Stated exercise » The entries below should be quoted exactly, with no pictures carried over.

-- Start Records supplied --

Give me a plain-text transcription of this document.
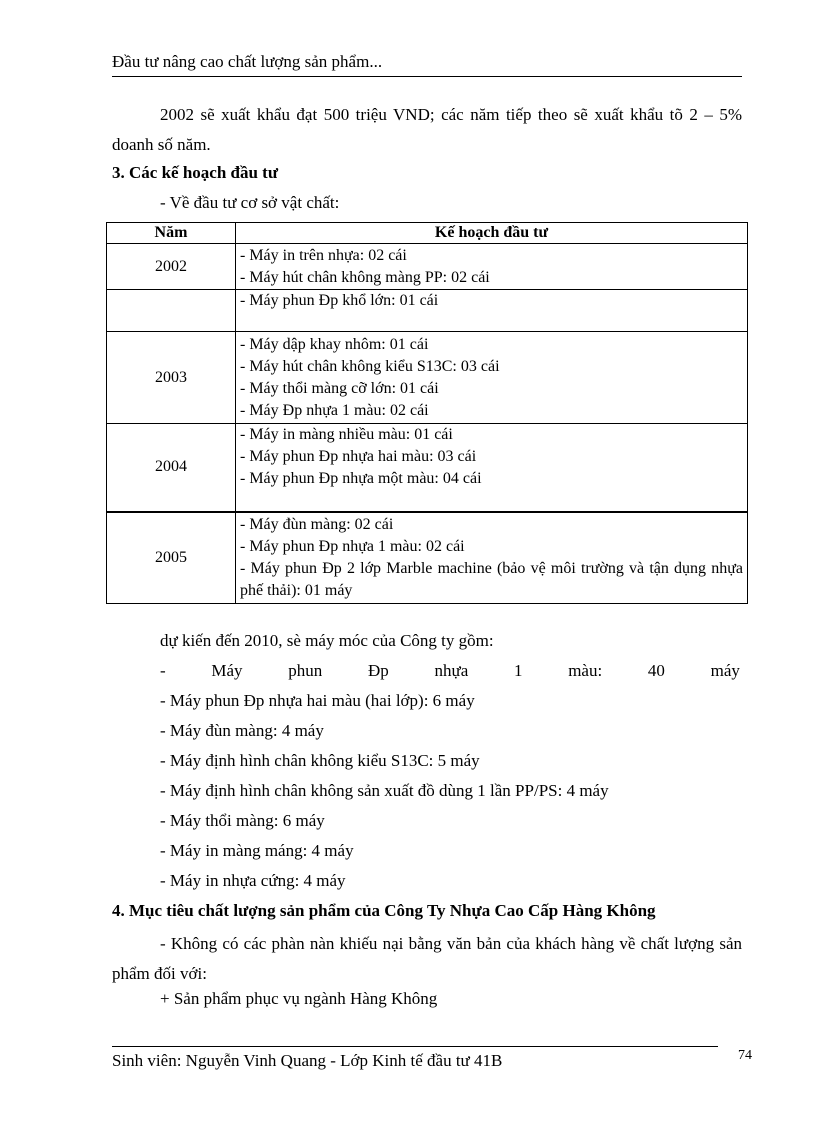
Đầu tư nâng cao chất lượng sản phẩm...
2002 sẽ xuất khẩu đạt 500 triệu VND; các năm tiếp theo sẽ xuất khẩu tõ 2 – 5% doanh số năm.
3. Các kế hoạch đầu tư
- Về đầu tư cơ sở vật chất:
Năm	Kế hoạch đầu tư
2002	- Máy in trên nhựa: 02 cái
- Máy hút chân không màng PP: 02 cái

	- Máy phun Đp khổ lớn: 01 cái

2003	- Máy dập khay nhôm: 01 cái
- Máy hút chân không kiểu S13C: 03 cái
- Máy thổi màng cỡ lớn: 01 cái
- Máy Đp nhựa 1 màu: 02 cái

2004	- Máy in màng nhiều màu: 01 cái
- Máy phun Đp nhựa hai màu: 03 cái
- Máy phun Đp nhựa một màu: 04 cái

2005	- Máy đùn màng: 02 cái
- Máy phun Đp nhựa 1 màu: 02 cái
- Máy phun Đp 2 lớp Marble machine (bảo vệ môi trường và tận dụng nhựa phế thải): 01 máy
dự kiến đến 2010, sè máy móc của Công ty gồm:
-	Máy	phun	Đp	nhựa	1	màu:	40	máy
- Máy phun Đp nhựa hai màu (hai lớp): 6 máy
- Máy đùn màng: 4 máy
- Máy định hình chân không kiểu S13C: 5 máy
- Máy định hình chân không sản xuất đồ dùng 1 lần PP/PS: 4 máy
- Máy thổi màng: 6 máy
- Máy in màng máng: 4 máy
- Máy in nhựa cứng: 4 máy
4. Mục tiêu chất lượng sản phẩm của Công Ty Nhựa Cao Cấp Hàng Không
- Không có các phàn nàn khiếu nại bằng văn bản của khách hàng về chất lượng sản phẩm đối với:
+ Sản phẩm phục vụ ngành Hàng Không
Sinh viên: Nguyễn Vinh Quang - Lớp Kinh tế đầu tư 41B	74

-- End Records supplied --

Solution »
Give me a plain-text transcription of this document.
Đầu tư nâng cao chất lượng sản phẩm...
2002 sẽ xuất khẩu đạt 500 triệu VND; các năm tiếp theo sẽ xuất khẩu tõ 2 – 5% doanh số năm.
3. Các kế hoạch đầu tư
- Về đầu tư cơ sở vật chất:
Năm	Kế hoạch đầu tư
2002	- Máy in trên nhựa: 02 cái
- Máy hút chân không màng PP: 02 cái

	- Máy phun Đp khổ lớn: 01 cái

2003	- Máy dập khay nhôm: 01 cái
- Máy hút chân không kiểu S13C: 03 cái
- Máy thổi màng cỡ lớn: 01 cái
- Máy Đp nhựa 1 màu: 02 cái

2004	- Máy in màng nhiều màu: 01 cái
- Máy phun Đp nhựa hai màu: 03 cái
- Máy phun Đp nhựa một màu: 04 cái

2005	- Máy đùn màng: 02 cái
- Máy phun Đp nhựa 1 màu: 02 cái
- Máy phun Đp 2 lớp Marble machine (bảo vệ môi trường và tận dụng nhựa phế thải): 01 máy
dự kiến đến 2010, sè máy móc của Công ty gồm:
-	Máy	phun	Đp	nhựa	1	màu:	40	máy
- Máy phun Đp nhựa hai màu (hai lớp): 6 máy
- Máy đùn màng: 4 máy
- Máy định hình chân không kiểu S13C: 5 máy
- Máy định hình chân không sản xuất đồ dùng 1 lần PP/PS: 4 máy
- Máy thổi màng: 6 máy
- Máy in màng máng: 4 máy
- Máy in nhựa cứng: 4 máy
4. Mục tiêu chất lượng sản phẩm của Công Ty Nhựa Cao Cấp Hàng Không
- Không có các phàn nàn khiếu nại bằng văn bản của khách hàng về chất lượng sản phẩm đối với:
+ Sản phẩm phục vụ ngành Hàng Không
Sinh viên: Nguyễn Vinh Quang - Lớp Kinh tế đầu tư 41B	74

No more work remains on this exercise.